## THE TASK:
The listing below should be copied in full, word for word.

## DATA SUPPLIED:

......

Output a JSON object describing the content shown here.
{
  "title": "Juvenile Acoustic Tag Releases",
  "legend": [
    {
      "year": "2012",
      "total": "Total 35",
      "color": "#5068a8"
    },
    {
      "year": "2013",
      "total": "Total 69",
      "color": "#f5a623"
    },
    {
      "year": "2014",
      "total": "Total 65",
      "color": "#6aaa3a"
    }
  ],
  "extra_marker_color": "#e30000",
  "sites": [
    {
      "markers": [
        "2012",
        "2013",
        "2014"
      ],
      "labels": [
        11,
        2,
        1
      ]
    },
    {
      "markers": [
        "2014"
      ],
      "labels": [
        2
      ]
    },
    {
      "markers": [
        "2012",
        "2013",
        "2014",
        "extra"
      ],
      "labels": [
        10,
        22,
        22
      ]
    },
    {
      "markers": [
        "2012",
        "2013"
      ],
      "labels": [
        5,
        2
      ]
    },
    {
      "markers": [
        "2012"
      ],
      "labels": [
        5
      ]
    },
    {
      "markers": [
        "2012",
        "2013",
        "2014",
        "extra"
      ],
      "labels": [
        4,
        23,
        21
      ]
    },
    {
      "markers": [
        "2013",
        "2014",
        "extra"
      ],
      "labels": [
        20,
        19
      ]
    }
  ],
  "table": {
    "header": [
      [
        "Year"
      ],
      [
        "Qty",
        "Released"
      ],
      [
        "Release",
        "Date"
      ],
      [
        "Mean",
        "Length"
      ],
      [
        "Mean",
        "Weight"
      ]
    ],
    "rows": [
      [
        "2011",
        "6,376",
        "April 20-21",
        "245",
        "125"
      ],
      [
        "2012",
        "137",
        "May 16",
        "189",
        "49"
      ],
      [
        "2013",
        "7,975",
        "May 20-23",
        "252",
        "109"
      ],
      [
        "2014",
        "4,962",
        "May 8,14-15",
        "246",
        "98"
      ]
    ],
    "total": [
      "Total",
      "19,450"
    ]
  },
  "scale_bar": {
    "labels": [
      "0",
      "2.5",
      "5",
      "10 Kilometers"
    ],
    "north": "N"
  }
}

......

## THE OUTPUT:
Output a JSON object describing the content shown here.
{
  "title": "Juvenile Acoustic Tag Releases",
  "legend": [
    {
      "year": "2012",
      "total": "Total 35",
      "color": "#5068a8"
    },
    {
      "year": "2013",
      "total": "Total 69",
      "color": "#f5a623"
    },
    {
      "year": "2014",
      "total": "Total 65",
      "color": "#6aaa3a"
    }
  ],
  "extra_marker_color": "#e30000",
  "sites": [
    {
      "markers": [
        "2012",
        "2013",
        "2014"
      ],
      "labels": [
        11,
        2,
        1
      ]
    },
    {
      "markers": [
        "2014"
      ],
      "labels": [
        2
      ]
    },
    {
      "markers": [
        "2012",
        "2013",
        "2014",
        "extra"
      ],
      "labels": [
        10,
        22,
        22
      ]
    },
    {
      "markers": [
        "2012",
        "2013"
      ],
      "labels": [
        5,
        2
      ]
    },
    {
      "markers": [
        "2012"
      ],
      "labels": [
        5
      ]
    },
    {
      "markers": [
        "2012",
        "2013",
        "2014",
        "extra"
      ],
      "labels": [
        4,
        23,
        21
      ]
    },
    {
      "markers": [
        "2013",
        "2014",
        "extra"
      ],
      "labels": [
        20,
        19
      ]
    }
  ],
  "table": {
    "header": [
      [
        "Year"
      ],
      [
        "Qty",
        "Released"
      ],
      [
        "Release",
        "Date"
      ],
      [
        "Mean",
        "Length"
      ],
      [
        "Mean",
        "Weight"
      ]
    ],
    "rows": [
      [
        "2011",
        "6,376",
        "April 20-21",
        "245",
        "125"
      ],
      [
        "2012",
        "137",
        "May 16",
        "189",
        "49"
      ],
      [
        "2013",
        "7,975",
        "May 20-23",
        "252",
        "109"
      ],
      [
        "2014",
        "4,962",
        "May 8,14-15",
        "246",
        "98"
      ]
    ],
    "total": [
      "Total",
      "19,450"
    ]
  },
  "scale_bar": {
    "labels": [
      "0",
      "2.5",
      "5",
      "10 Kilometers"
    ],
    "north": "N"
  }
}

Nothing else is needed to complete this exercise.